**** Data for the task
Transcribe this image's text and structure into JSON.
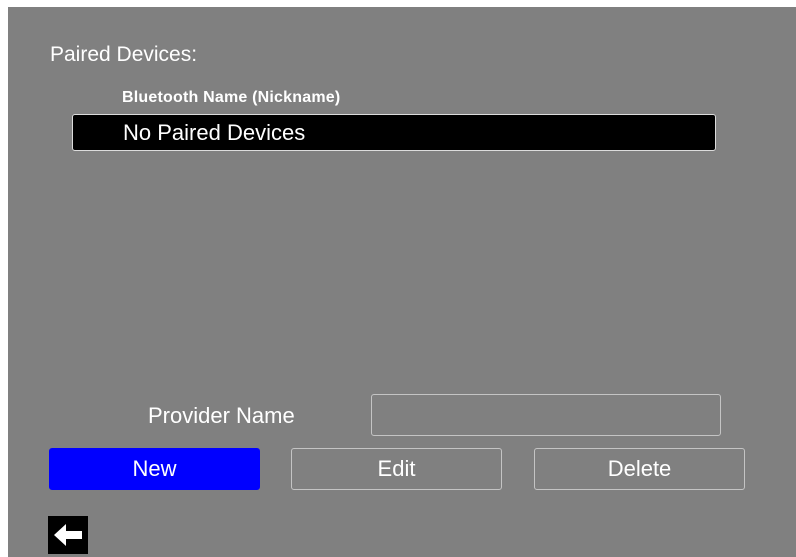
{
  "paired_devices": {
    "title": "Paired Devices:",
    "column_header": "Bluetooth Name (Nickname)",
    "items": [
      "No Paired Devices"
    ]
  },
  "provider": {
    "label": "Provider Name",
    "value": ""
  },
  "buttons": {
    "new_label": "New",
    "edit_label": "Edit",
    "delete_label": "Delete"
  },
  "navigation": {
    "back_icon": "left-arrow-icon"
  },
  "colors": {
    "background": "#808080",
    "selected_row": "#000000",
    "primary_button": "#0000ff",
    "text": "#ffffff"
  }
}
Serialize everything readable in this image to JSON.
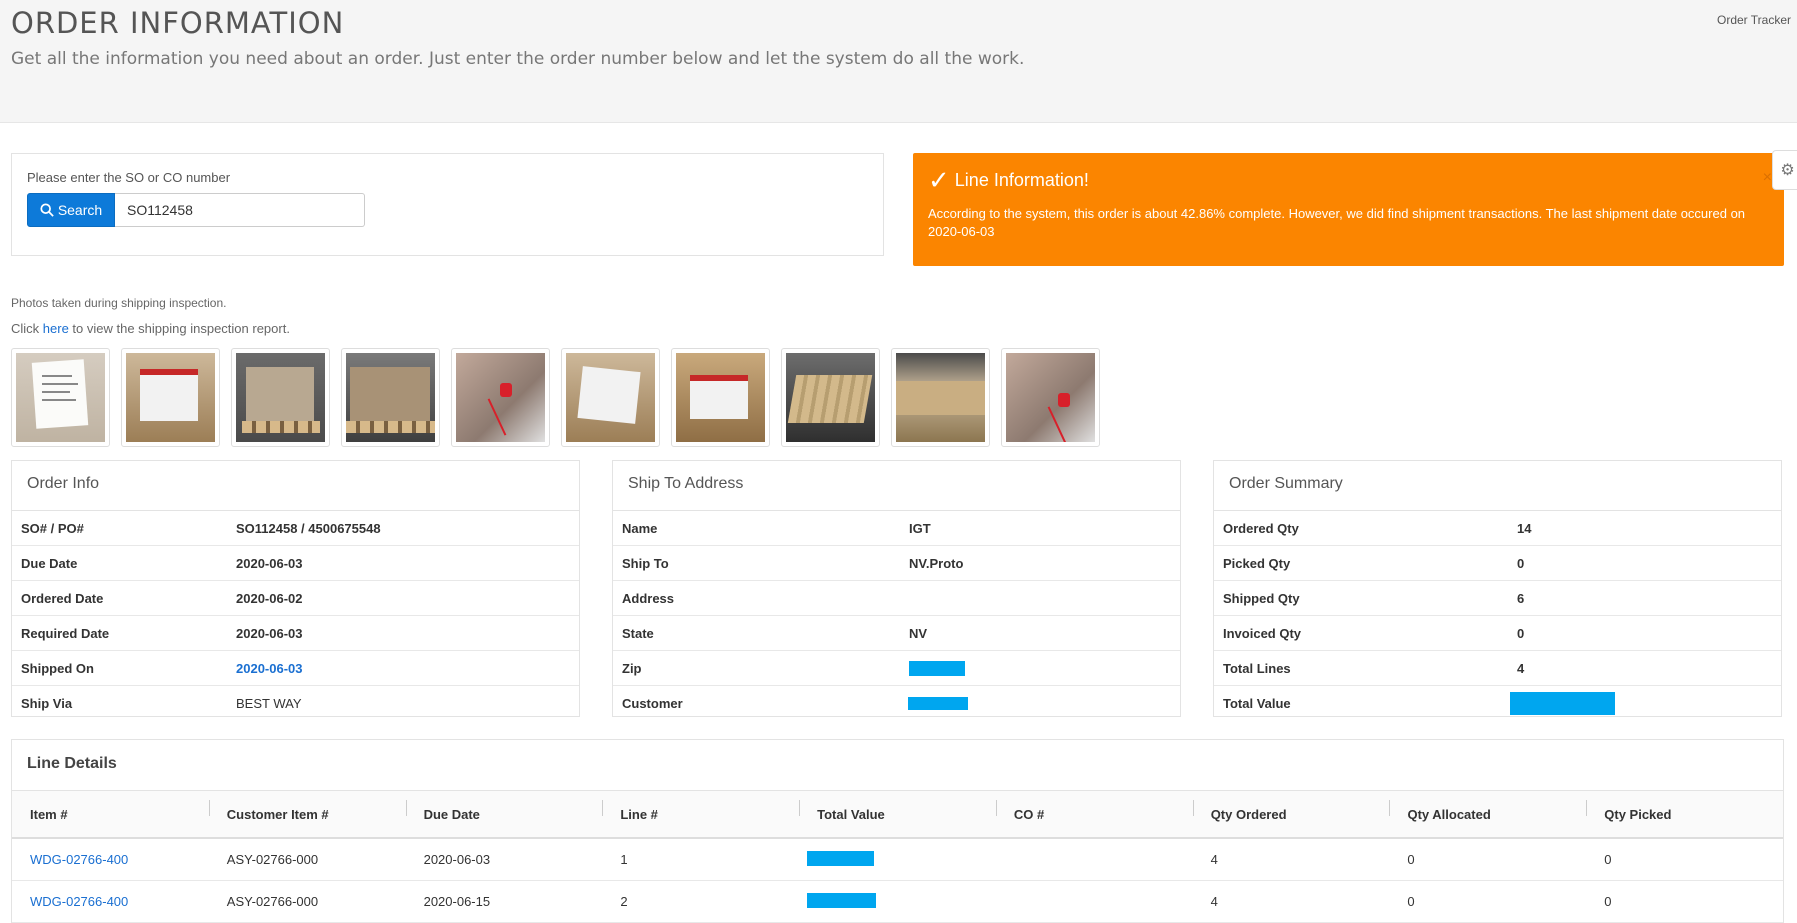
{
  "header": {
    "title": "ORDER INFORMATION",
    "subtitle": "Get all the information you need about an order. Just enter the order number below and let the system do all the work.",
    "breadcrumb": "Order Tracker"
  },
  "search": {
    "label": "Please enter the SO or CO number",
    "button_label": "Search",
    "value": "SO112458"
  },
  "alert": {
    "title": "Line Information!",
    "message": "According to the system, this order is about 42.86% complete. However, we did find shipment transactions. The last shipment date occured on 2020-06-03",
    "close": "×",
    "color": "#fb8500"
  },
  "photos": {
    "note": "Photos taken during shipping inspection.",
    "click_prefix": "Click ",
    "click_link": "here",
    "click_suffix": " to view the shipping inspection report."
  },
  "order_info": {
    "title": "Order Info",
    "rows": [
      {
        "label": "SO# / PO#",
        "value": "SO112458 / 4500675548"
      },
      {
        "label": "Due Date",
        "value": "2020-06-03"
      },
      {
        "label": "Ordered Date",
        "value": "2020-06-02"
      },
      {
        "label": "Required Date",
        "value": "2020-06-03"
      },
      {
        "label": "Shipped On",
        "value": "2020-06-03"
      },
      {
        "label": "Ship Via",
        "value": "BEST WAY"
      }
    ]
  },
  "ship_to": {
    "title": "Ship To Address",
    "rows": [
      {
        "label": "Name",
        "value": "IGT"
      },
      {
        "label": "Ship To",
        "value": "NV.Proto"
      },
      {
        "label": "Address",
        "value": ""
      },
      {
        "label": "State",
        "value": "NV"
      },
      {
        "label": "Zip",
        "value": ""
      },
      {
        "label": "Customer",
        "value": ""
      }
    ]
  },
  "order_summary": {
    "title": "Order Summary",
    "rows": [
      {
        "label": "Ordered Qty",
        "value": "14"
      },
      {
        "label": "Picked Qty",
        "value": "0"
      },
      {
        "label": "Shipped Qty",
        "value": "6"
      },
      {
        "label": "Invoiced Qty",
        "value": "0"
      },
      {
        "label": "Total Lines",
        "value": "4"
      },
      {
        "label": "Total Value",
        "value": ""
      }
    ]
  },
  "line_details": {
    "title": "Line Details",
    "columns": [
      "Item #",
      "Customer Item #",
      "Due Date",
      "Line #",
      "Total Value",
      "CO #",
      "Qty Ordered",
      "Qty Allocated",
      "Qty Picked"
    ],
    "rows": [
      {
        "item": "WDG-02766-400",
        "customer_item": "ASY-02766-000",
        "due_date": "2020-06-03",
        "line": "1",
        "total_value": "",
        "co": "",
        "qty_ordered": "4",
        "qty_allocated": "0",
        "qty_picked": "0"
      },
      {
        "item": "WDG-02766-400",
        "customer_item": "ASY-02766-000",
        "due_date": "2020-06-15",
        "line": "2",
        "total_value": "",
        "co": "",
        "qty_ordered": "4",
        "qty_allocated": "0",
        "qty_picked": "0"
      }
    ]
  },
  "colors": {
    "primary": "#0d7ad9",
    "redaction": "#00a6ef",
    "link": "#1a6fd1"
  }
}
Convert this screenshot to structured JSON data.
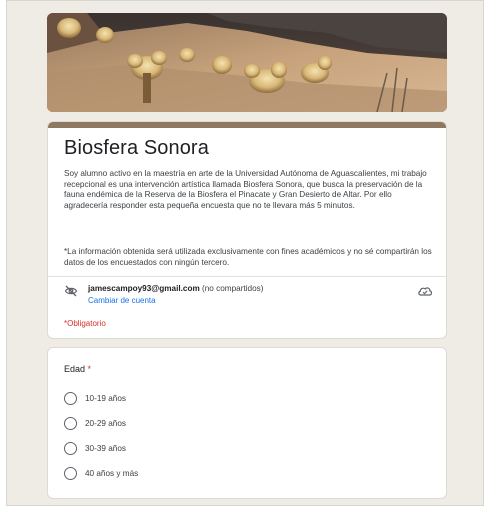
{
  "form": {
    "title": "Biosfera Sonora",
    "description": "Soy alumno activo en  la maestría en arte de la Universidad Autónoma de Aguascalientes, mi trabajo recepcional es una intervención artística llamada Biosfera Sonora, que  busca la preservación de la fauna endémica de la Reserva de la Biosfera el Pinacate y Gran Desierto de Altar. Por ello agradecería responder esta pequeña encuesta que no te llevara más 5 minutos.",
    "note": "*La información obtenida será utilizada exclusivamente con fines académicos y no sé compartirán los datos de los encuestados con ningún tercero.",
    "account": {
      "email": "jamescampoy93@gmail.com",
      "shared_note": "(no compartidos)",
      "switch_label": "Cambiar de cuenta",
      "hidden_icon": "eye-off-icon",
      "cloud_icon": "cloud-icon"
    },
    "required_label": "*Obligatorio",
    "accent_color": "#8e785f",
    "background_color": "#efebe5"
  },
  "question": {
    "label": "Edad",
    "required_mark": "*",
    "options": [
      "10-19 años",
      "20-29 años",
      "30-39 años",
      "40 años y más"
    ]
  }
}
********
• **Exercise aim**
Transcribe the preceding listing in its entirety and with exact wording, leaving out pictures.

• **The result**
Transcribe this image's text and structure into JSON.
{
  "paired_devices": {
    "title": "Paired Devices:",
    "column_header": "Bluetooth Name (Nickname)",
    "items": [
      "No Paired Devices"
    ]
  },
  "provider": {
    "label": "Provider Name",
    "value": ""
  },
  "buttons": {
    "new_label": "New",
    "edit_label": "Edit",
    "delete_label": "Delete"
  },
  "navigation": {
    "back_icon": "left-arrow-icon"
  },
  "colors": {
    "background": "#808080",
    "selected_row": "#000000",
    "primary_button": "#0000ff",
    "text": "#ffffff"
  }
}
Serialize everything readable in this image to JSON.
{
  "header": {
    "title": "ORDER INFORMATION",
    "subtitle": "Get all the information you need about an order. Just enter the order number below and let the system do all the work.",
    "breadcrumb": "Order Tracker"
  },
  "search": {
    "label": "Please enter the SO or CO number",
    "button_label": "Search",
    "value": "SO112458"
  },
  "alert": {
    "title": "Line Information!",
    "message": "According to the system, this order is about 42.86% complete. However, we did find shipment transactions. The last shipment date occured on 2020-06-03",
    "close": "×",
    "color": "#fb8500"
  },
  "photos": {
    "note": "Photos taken during shipping inspection.",
    "click_prefix": "Click ",
    "click_link": "here",
    "click_suffix": " to view the shipping inspection report."
  },
  "order_info": {
    "title": "Order Info",
    "rows": [
      {
        "label": "SO# / PO#",
        "value": "SO112458 / 4500675548"
      },
      {
        "label": "Due Date",
        "value": "2020-06-03"
      },
      {
        "label": "Ordered Date",
        "value": "2020-06-02"
      },
      {
        "label": "Required Date",
        "value": "2020-06-03"
      },
      {
        "label": "Shipped On",
        "value": "2020-06-03"
      },
      {
        "label": "Ship Via",
        "value": "BEST WAY"
      }
    ]
  },
  "ship_to": {
    "title": "Ship To Address",
    "rows": [
      {
        "label": "Name",
        "value": "IGT"
      },
      {
        "label": "Ship To",
        "value": "NV.Proto"
      },
      {
        "label": "Address",
        "value": ""
      },
      {
        "label": "State",
        "value": "NV"
      },
      {
        "label": "Zip",
        "value": ""
      },
      {
        "label": "Customer",
        "value": ""
      }
    ]
  },
  "order_summary": {
    "title": "Order Summary",
    "rows": [
      {
        "label": "Ordered Qty",
        "value": "14"
      },
      {
        "label": "Picked Qty",
        "value": "0"
      },
      {
        "label": "Shipped Qty",
        "value": "6"
      },
      {
        "label": "Invoiced Qty",
        "value": "0"
      },
      {
        "label": "Total Lines",
        "value": "4"
      },
      {
        "label": "Total Value",
        "value": ""
      }
    ]
  },
  "line_details": {
    "title": "Line Details",
    "columns": [
      "Item #",
      "Customer Item #",
      "Due Date",
      "Line #",
      "Total Value",
      "CO #",
      "Qty Ordered",
      "Qty Allocated",
      "Qty Picked"
    ],
    "rows": [
      {
        "item": "WDG-02766-400",
        "customer_item": "ASY-02766-000",
        "due_date": "2020-06-03",
        "line": "1",
        "total_value": "",
        "co": "",
        "qty_ordered": "4",
        "qty_allocated": "0",
        "qty_picked": "0"
      },
      {
        "item": "WDG-02766-400",
        "customer_item": "ASY-02766-000",
        "due_date": "2020-06-15",
        "line": "2",
        "total_value": "",
        "co": "",
        "qty_ordered": "4",
        "qty_allocated": "0",
        "qty_picked": "0"
      }
    ]
  },
  "colors": {
    "primary": "#0d7ad9",
    "redaction": "#00a6ef",
    "link": "#1a6fd1"
  }
}
Convert this screenshot to structured JSON data.
{
  "form": {
    "title": "Biosfera Sonora",
    "description": "Soy alumno activo en  la maestría en arte de la Universidad Autónoma de Aguascalientes, mi trabajo recepcional es una intervención artística llamada Biosfera Sonora, que  busca la preservación de la fauna endémica de la Reserva de la Biosfera el Pinacate y Gran Desierto de Altar. Por ello agradecería responder esta pequeña encuesta que no te llevara más 5 minutos.",
    "note": "*La información obtenida será utilizada exclusivamente con fines académicos y no sé compartirán los datos de los encuestados con ningún tercero.",
    "account": {
      "email": "jamescampoy93@gmail.com",
      "shared_note": "(no compartidos)",
      "switch_label": "Cambiar de cuenta",
      "hidden_icon": "eye-off-icon",
      "cloud_icon": "cloud-icon"
    },
    "required_label": "*Obligatorio",
    "accent_color": "#8e785f",
    "background_color": "#efebe5"
  },
  "question": {
    "label": "Edad",
    "required_mark": "*",
    "options": [
      "10-19 años",
      "20-29 años",
      "30-39 años",
      "40 años y más"
    ]
  }
}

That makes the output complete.